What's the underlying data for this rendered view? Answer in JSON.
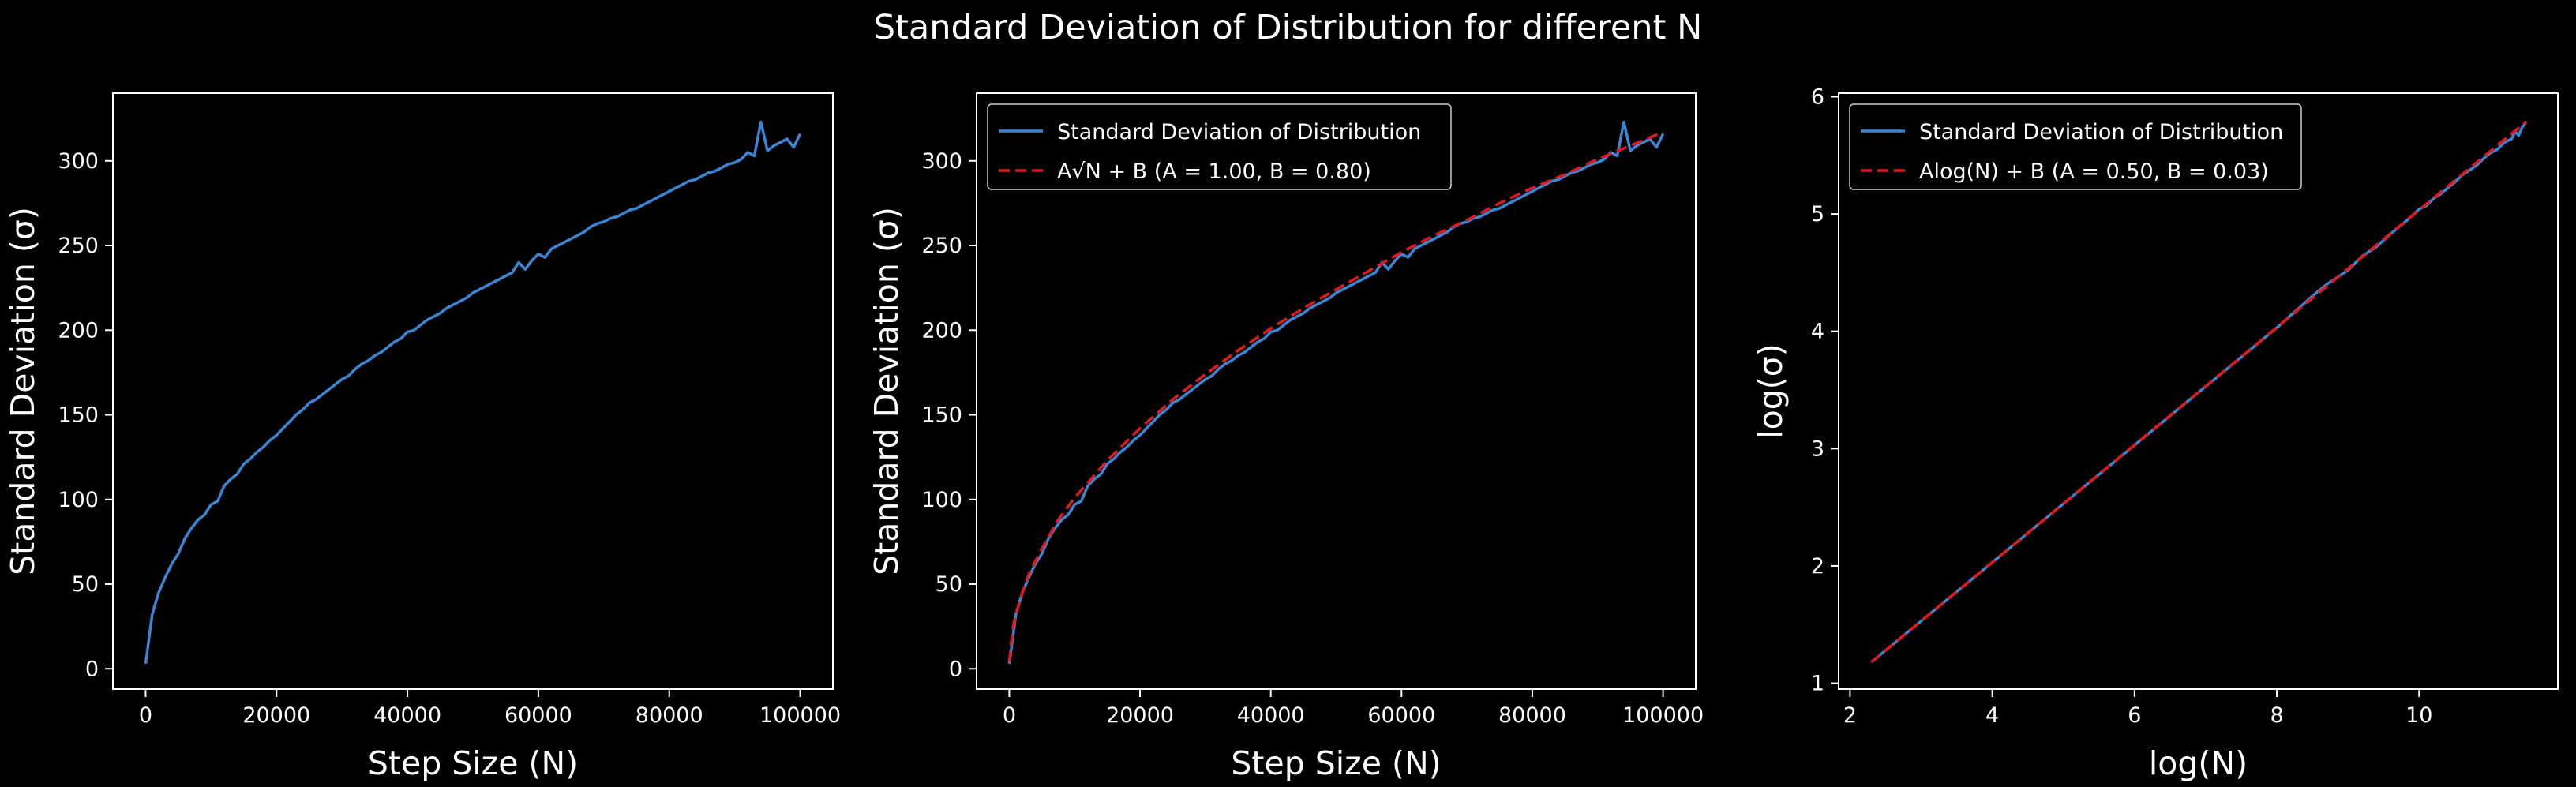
{
  "figure": {
    "title": "Standard Deviation of Distribution for different N",
    "background": "#000000",
    "colors": {
      "data": "#3a86d4",
      "fit": "#e0191f",
      "axes": "#ffffff"
    }
  },
  "chart_data": [
    {
      "type": "line",
      "xlabel": "Step Size (N)",
      "ylabel": "Standard Deviation (σ)",
      "xlim": [
        -5000,
        105000
      ],
      "ylim": [
        -12,
        340
      ],
      "xticks": [
        0,
        20000,
        40000,
        60000,
        80000,
        100000
      ],
      "xticklabels": [
        "0",
        "20000",
        "40000",
        "60000",
        "80000",
        "100000"
      ],
      "yticks": [
        0,
        50,
        100,
        150,
        200,
        250,
        300
      ],
      "yticklabels": [
        "0",
        "50",
        "100",
        "150",
        "200",
        "250",
        "300"
      ],
      "legend": null,
      "series": [
        {
          "role": "data",
          "color": "#3a86d4",
          "x": [
            10,
            1000,
            2000,
            3000,
            4000,
            5000,
            6000,
            7000,
            8000,
            9000,
            10000,
            11000,
            12000,
            13000,
            14000,
            15000,
            16000,
            17000,
            18000,
            19000,
            20000,
            21000,
            22000,
            23000,
            24000,
            25000,
            26000,
            27000,
            28000,
            29000,
            30000,
            31000,
            32000,
            33000,
            34000,
            35000,
            36000,
            37000,
            38000,
            39000,
            40000,
            41000,
            42000,
            43000,
            44000,
            45000,
            46000,
            47000,
            48000,
            49000,
            50000,
            51000,
            52000,
            53000,
            54000,
            55000,
            56000,
            57000,
            58000,
            59000,
            60000,
            61000,
            62000,
            63000,
            64000,
            65000,
            66000,
            67000,
            68000,
            69000,
            70000,
            71000,
            72000,
            73000,
            74000,
            75000,
            76000,
            77000,
            78000,
            79000,
            80000,
            81000,
            82000,
            83000,
            84000,
            85000,
            86000,
            87000,
            88000,
            89000,
            90000,
            91000,
            92000,
            93000,
            94000,
            95000,
            96000,
            97000,
            98000,
            99000,
            100000
          ],
          "y": [
            3,
            32,
            45,
            54,
            62,
            68,
            77,
            83,
            88,
            91,
            97,
            99,
            108,
            112,
            115,
            121,
            124,
            128,
            131,
            135,
            138,
            142,
            146,
            150,
            153,
            157,
            159,
            162,
            165,
            168,
            171,
            173,
            177,
            180,
            182,
            185,
            187,
            190,
            193,
            195,
            199,
            200,
            203,
            206,
            208,
            210,
            213,
            215,
            217,
            219,
            222,
            224,
            226,
            228,
            230,
            232,
            234,
            240,
            236,
            241,
            245,
            243,
            248,
            250,
            252,
            254,
            256,
            258,
            261,
            263,
            264,
            266,
            267,
            269,
            271,
            272,
            274,
            276,
            278,
            280,
            282,
            284,
            286,
            288,
            289,
            291,
            293,
            294,
            296,
            298,
            299,
            301,
            305,
            303,
            323,
            306,
            309,
            311,
            313,
            308,
            316
          ]
        }
      ]
    },
    {
      "type": "line",
      "xlabel": "Step Size (N)",
      "ylabel": "Standard Deviation (σ)",
      "xlim": [
        -5000,
        105000
      ],
      "ylim": [
        -12,
        340
      ],
      "xticks": [
        0,
        20000,
        40000,
        60000,
        80000,
        100000
      ],
      "xticklabels": [
        "0",
        "20000",
        "40000",
        "60000",
        "80000",
        "100000"
      ],
      "yticks": [
        0,
        50,
        100,
        150,
        200,
        250,
        300
      ],
      "yticklabels": [
        "0",
        "50",
        "100",
        "150",
        "200",
        "250",
        "300"
      ],
      "legend": {
        "placement": "upper-left",
        "entries": [
          "Standard Deviation of Distribution",
          "A√N + B (A = 1.00, B = 0.80)"
        ]
      },
      "series": [
        {
          "role": "data",
          "name": "Standard Deviation of Distribution",
          "color": "#3a86d4",
          "dash": false,
          "x": [
            10,
            1000,
            2000,
            3000,
            4000,
            5000,
            6000,
            7000,
            8000,
            9000,
            10000,
            11000,
            12000,
            13000,
            14000,
            15000,
            16000,
            17000,
            18000,
            19000,
            20000,
            21000,
            22000,
            23000,
            24000,
            25000,
            26000,
            27000,
            28000,
            29000,
            30000,
            31000,
            32000,
            33000,
            34000,
            35000,
            36000,
            37000,
            38000,
            39000,
            40000,
            41000,
            42000,
            43000,
            44000,
            45000,
            46000,
            47000,
            48000,
            49000,
            50000,
            51000,
            52000,
            53000,
            54000,
            55000,
            56000,
            57000,
            58000,
            59000,
            60000,
            61000,
            62000,
            63000,
            64000,
            65000,
            66000,
            67000,
            68000,
            69000,
            70000,
            71000,
            72000,
            73000,
            74000,
            75000,
            76000,
            77000,
            78000,
            79000,
            80000,
            81000,
            82000,
            83000,
            84000,
            85000,
            86000,
            87000,
            88000,
            89000,
            90000,
            91000,
            92000,
            93000,
            94000,
            95000,
            96000,
            97000,
            98000,
            99000,
            100000
          ],
          "y": [
            3,
            32,
            45,
            54,
            62,
            68,
            77,
            83,
            88,
            91,
            97,
            99,
            108,
            112,
            115,
            121,
            124,
            128,
            131,
            135,
            138,
            142,
            146,
            150,
            153,
            157,
            159,
            162,
            165,
            168,
            171,
            173,
            177,
            180,
            182,
            185,
            187,
            190,
            193,
            195,
            199,
            200,
            203,
            206,
            208,
            210,
            213,
            215,
            217,
            219,
            222,
            224,
            226,
            228,
            230,
            232,
            234,
            240,
            236,
            241,
            245,
            243,
            248,
            250,
            252,
            254,
            256,
            258,
            261,
            263,
            264,
            266,
            267,
            269,
            271,
            272,
            274,
            276,
            278,
            280,
            282,
            284,
            286,
            288,
            289,
            291,
            293,
            294,
            296,
            298,
            299,
            301,
            305,
            303,
            323,
            306,
            309,
            311,
            313,
            308,
            316
          ]
        },
        {
          "role": "fit",
          "name": "A√N + B (A = 1.00, B = 0.80)",
          "color": "#e0191f",
          "dash": true,
          "x": [
            10,
            500,
            1000,
            2000,
            3000,
            5000,
            7500,
            10000,
            15000,
            20000,
            25000,
            30000,
            35000,
            40000,
            45000,
            50000,
            55000,
            60000,
            65000,
            70000,
            75000,
            80000,
            85000,
            90000,
            95000,
            100000
          ],
          "y": [
            4,
            23,
            32,
            45,
            56,
            71,
            88,
            101,
            123,
            142,
            159,
            174,
            188,
            201,
            213,
            224,
            235,
            246,
            256,
            265,
            275,
            284,
            292,
            301,
            309,
            317
          ]
        }
      ]
    },
    {
      "type": "line",
      "xlabel": "log(N)",
      "ylabel": "log(σ)",
      "xlim": [
        1.84,
        11.95
      ],
      "ylim": [
        0.95,
        6.03
      ],
      "xticks": [
        2,
        4,
        6,
        8,
        10
      ],
      "xticklabels": [
        "2",
        "4",
        "6",
        "8",
        "10"
      ],
      "yticks": [
        1,
        2,
        3,
        4,
        5,
        6
      ],
      "yticklabels": [
        "1",
        "2",
        "3",
        "4",
        "5",
        "6"
      ],
      "legend": {
        "placement": "upper-left",
        "entries": [
          "Standard Deviation of Distribution",
          "Alog(N) + B (A = 0.50, B = 0.03)"
        ]
      },
      "series": [
        {
          "role": "data",
          "name": "Standard Deviation of Distribution",
          "color": "#3a86d4",
          "dash": false,
          "x": [
            2.3,
            3.0,
            4.0,
            5.0,
            6.0,
            7.0,
            8.0,
            8.5,
            8.7,
            9.0,
            9.2,
            9.4,
            9.6,
            9.8,
            10.0,
            10.1,
            10.2,
            10.3,
            10.4,
            10.5,
            10.6,
            10.7,
            10.8,
            10.9,
            11.0,
            11.1,
            11.2,
            11.3,
            11.35,
            11.4,
            11.45,
            11.5
          ],
          "y": [
            1.18,
            1.53,
            2.03,
            2.53,
            3.03,
            3.53,
            4.03,
            4.3,
            4.4,
            4.52,
            4.64,
            4.72,
            4.83,
            4.93,
            5.04,
            5.07,
            5.13,
            5.17,
            5.22,
            5.27,
            5.33,
            5.37,
            5.41,
            5.47,
            5.52,
            5.55,
            5.61,
            5.64,
            5.7,
            5.67,
            5.74,
            5.78
          ]
        },
        {
          "role": "fit",
          "name": "Alog(N) + B (A = 0.50, B = 0.03)",
          "color": "#e0191f",
          "dash": true,
          "x": [
            2.3,
            11.51
          ],
          "y": [
            1.18,
            5.79
          ]
        }
      ]
    }
  ]
}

*-*-*

Copy every line that includes the string "name" from the material above.

          "name": "Standard Deviation of Distribution",
          "name": "A√N + B (A = 1.00, B = 0.80)",
          "name": "Standard Deviation of Distribution",
          "name": "Alog(N) + B (A = 0.50, B = 0.03)",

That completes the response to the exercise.